** start **

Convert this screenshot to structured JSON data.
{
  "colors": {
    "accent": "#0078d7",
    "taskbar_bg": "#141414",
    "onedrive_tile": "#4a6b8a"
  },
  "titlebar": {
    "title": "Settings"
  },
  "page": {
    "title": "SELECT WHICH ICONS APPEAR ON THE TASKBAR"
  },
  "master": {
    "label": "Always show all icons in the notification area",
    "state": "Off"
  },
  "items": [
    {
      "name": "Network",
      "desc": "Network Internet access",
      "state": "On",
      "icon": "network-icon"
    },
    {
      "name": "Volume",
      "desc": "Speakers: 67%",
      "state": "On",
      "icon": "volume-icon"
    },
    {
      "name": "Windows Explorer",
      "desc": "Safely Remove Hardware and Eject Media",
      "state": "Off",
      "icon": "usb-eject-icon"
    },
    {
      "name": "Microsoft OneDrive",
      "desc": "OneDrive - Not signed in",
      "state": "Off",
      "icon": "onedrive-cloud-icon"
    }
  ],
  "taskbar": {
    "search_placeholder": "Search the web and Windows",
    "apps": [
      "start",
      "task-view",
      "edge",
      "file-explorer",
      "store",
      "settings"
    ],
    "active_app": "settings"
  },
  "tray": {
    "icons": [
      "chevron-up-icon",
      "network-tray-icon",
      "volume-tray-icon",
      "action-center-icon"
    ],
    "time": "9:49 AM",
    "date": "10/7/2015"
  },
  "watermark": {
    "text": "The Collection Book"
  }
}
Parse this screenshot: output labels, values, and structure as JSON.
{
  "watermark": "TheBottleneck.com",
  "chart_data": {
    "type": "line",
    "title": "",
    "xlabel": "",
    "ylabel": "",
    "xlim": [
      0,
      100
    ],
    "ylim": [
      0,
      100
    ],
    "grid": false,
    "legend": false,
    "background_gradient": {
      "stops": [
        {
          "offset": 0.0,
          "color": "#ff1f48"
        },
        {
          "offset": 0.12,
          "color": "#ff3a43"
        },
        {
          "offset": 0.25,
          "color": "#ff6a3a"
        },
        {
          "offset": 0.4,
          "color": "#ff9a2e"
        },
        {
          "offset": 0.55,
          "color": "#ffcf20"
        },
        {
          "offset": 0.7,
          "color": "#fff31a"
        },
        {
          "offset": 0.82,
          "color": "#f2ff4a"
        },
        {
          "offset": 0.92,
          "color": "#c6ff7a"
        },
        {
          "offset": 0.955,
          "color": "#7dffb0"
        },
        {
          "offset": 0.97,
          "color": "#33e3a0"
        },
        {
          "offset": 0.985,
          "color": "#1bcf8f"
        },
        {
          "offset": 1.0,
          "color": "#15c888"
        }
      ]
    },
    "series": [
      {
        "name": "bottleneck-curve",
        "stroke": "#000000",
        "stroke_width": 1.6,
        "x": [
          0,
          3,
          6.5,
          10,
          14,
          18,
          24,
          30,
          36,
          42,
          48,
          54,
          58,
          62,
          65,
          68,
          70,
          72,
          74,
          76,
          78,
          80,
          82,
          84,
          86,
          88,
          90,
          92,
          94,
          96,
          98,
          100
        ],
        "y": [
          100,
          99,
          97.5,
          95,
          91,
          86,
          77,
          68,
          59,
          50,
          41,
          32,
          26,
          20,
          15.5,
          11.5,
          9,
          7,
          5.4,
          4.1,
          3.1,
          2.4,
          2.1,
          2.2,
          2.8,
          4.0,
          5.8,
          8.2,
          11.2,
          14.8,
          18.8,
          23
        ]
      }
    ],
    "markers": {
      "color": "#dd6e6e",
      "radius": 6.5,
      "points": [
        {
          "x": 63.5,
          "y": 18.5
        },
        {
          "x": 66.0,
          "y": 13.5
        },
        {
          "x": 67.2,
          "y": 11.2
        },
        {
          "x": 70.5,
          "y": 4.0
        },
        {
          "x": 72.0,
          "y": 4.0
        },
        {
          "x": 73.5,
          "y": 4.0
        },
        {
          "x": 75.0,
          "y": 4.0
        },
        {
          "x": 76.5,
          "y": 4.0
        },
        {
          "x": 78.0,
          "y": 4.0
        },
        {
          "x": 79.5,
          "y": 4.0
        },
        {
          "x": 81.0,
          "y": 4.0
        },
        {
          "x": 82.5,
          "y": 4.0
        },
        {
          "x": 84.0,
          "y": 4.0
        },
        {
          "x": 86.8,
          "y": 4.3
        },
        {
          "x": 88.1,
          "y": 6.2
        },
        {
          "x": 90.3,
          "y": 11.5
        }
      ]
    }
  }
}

** end **

Return each entry from above without altering a single character.

*Full answer*
Convert this screenshot to structured JSON data.
{
  "colors": {
    "accent": "#0078d7",
    "taskbar_bg": "#141414",
    "onedrive_tile": "#4a6b8a"
  },
  "titlebar": {
    "title": "Settings"
  },
  "page": {
    "title": "SELECT WHICH ICONS APPEAR ON THE TASKBAR"
  },
  "master": {
    "label": "Always show all icons in the notification area",
    "state": "Off"
  },
  "items": [
    {
      "name": "Network",
      "desc": "Network Internet access",
      "state": "On",
      "icon": "network-icon"
    },
    {
      "name": "Volume",
      "desc": "Speakers: 67%",
      "state": "On",
      "icon": "volume-icon"
    },
    {
      "name": "Windows Explorer",
      "desc": "Safely Remove Hardware and Eject Media",
      "state": "Off",
      "icon": "usb-eject-icon"
    },
    {
      "name": "Microsoft OneDrive",
      "desc": "OneDrive - Not signed in",
      "state": "Off",
      "icon": "onedrive-cloud-icon"
    }
  ],
  "taskbar": {
    "search_placeholder": "Search the web and Windows",
    "apps": [
      "start",
      "task-view",
      "edge",
      "file-explorer",
      "store",
      "settings"
    ],
    "active_app": "settings"
  },
  "tray": {
    "icons": [
      "chevron-up-icon",
      "network-tray-icon",
      "volume-tray-icon",
      "action-center-icon"
    ],
    "time": "9:49 AM",
    "date": "10/7/2015"
  },
  "watermark": {
    "text": "The Collection Book"
  }
}
Parse this screenshot: output labels, values, and structure as JSON.
{
  "watermark": "TheBottleneck.com",
  "chart_data": {
    "type": "line",
    "title": "",
    "xlabel": "",
    "ylabel": "",
    "xlim": [
      0,
      100
    ],
    "ylim": [
      0,
      100
    ],
    "grid": false,
    "legend": false,
    "background_gradient": {
      "stops": [
        {
          "offset": 0.0,
          "color": "#ff1f48"
        },
        {
          "offset": 0.12,
          "color": "#ff3a43"
        },
        {
          "offset": 0.25,
          "color": "#ff6a3a"
        },
        {
          "offset": 0.4,
          "color": "#ff9a2e"
        },
        {
          "offset": 0.55,
          "color": "#ffcf20"
        },
        {
          "offset": 0.7,
          "color": "#fff31a"
        },
        {
          "offset": 0.82,
          "color": "#f2ff4a"
        },
        {
          "offset": 0.92,
          "color": "#c6ff7a"
        },
        {
          "offset": 0.955,
          "color": "#7dffb0"
        },
        {
          "offset": 0.97,
          "color": "#33e3a0"
        },
        {
          "offset": 0.985,
          "color": "#1bcf8f"
        },
        {
          "offset": 1.0,
          "color": "#15c888"
        }
      ]
    },
    "series": [
      {
        "name": "bottleneck-curve",
        "stroke": "#000000",
        "stroke_width": 1.6,
        "x": [
          0,
          3,
          6.5,
          10,
          14,
          18,
          24,
          30,
          36,
          42,
          48,
          54,
          58,
          62,
          65,
          68,
          70,
          72,
          74,
          76,
          78,
          80,
          82,
          84,
          86,
          88,
          90,
          92,
          94,
          96,
          98,
          100
        ],
        "y": [
          100,
          99,
          97.5,
          95,
          91,
          86,
          77,
          68,
          59,
          50,
          41,
          32,
          26,
          20,
          15.5,
          11.5,
          9,
          7,
          5.4,
          4.1,
          3.1,
          2.4,
          2.1,
          2.2,
          2.8,
          4.0,
          5.8,
          8.2,
          11.2,
          14.8,
          18.8,
          23
        ]
      }
    ],
    "markers": {
      "color": "#dd6e6e",
      "radius": 6.5,
      "points": [
        {
          "x": 63.5,
          "y": 18.5
        },
        {
          "x": 66.0,
          "y": 13.5
        },
        {
          "x": 67.2,
          "y": 11.2
        },
        {
          "x": 70.5,
          "y": 4.0
        },
        {
          "x": 72.0,
          "y": 4.0
        },
        {
          "x": 73.5,
          "y": 4.0
        },
        {
          "x": 75.0,
          "y": 4.0
        },
        {
          "x": 76.5,
          "y": 4.0
        },
        {
          "x": 78.0,
          "y": 4.0
        },
        {
          "x": 79.5,
          "y": 4.0
        },
        {
          "x": 81.0,
          "y": 4.0
        },
        {
          "x": 82.5,
          "y": 4.0
        },
        {
          "x": 84.0,
          "y": 4.0
        },
        {
          "x": 86.8,
          "y": 4.3
        },
        {
          "x": 88.1,
          "y": 6.2
        },
        {
          "x": 90.3,
          "y": 11.5
        }
      ]
    }
  }
}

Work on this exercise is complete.